▶ _TEXT EXCERPT_
+++
Don't miss
  • 2,232
  • 6,844
  • 6097
  • 134

Second Life businesses get acquired – by Second Life

By on January 22, 2009

Linden Labs has acquired two virtual goods business within Second Life.

The companies (OnRez and Xstreet SL) offer Web-based marketplaces that sell custom skins and kit for ingame avatars. For example, you buy a skin to make your character look just like Barack Obama. By web-based, I mean they exist in a browser, not in the 3D world of Second Life. According to the Linden Labs press release,

Just as e-commerce Web sites provide a complement to shopping in real life, Xstreet SL complements how Second Life Residents shop inworld – visiting 3D stores, shopping centers and malls to purchase virtual services and goods from the Residents who created them.

The key question is whether this represents a validation of Second Life as a source of real-world income or is in fact an short-term fillip that masks larger strategic issues.

On the positive side, someone has built a business in Second Life and then sold it for cash. Linden Labs feels that by owning these marketplaces and integrating them with their own Xstreet SL platform will make a simpler online shopping experience for customers and merchants (and presumably increase revenues both for the marketplace and the sellers who use it.).

The counter-argument (put strongly at The Equity Kicker) is whether

this move signals a recognition by them [Linden Labs] that the economy inside Second Life is not going to be so huge that they can afford to cede large areas of it to other companies and still have enough left for themselves.”
+++
▶ _EXERCISE PROMPT_
Reproduce word for word the passage of the Second Life acquisition article starting with "The key question" and going on through "who use it.).".

▶ _SUPPLIED MATERIAL_
+++
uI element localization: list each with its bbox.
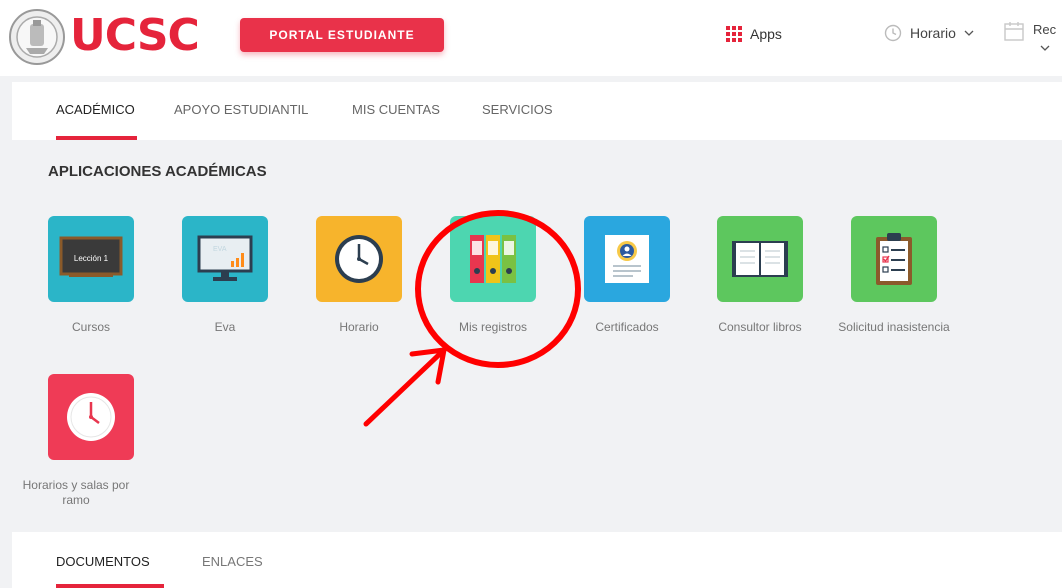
+++
▶ _RESPONSE TO THE TASK_
The key question is whether this represents a validation of Second Life as a source of real-world income or is in fact an short-term fillip that masks larger strategic issues.

On the positive side, someone has built a business in Second Life and then sold it for cash. Linden Labs feels that by owning these marketplaces and integrating them with their own Xstreet SL platform will make a simpler online shopping experience for customers and merchants (and presumably increase revenues both for the marketplace and the sellers who use it.).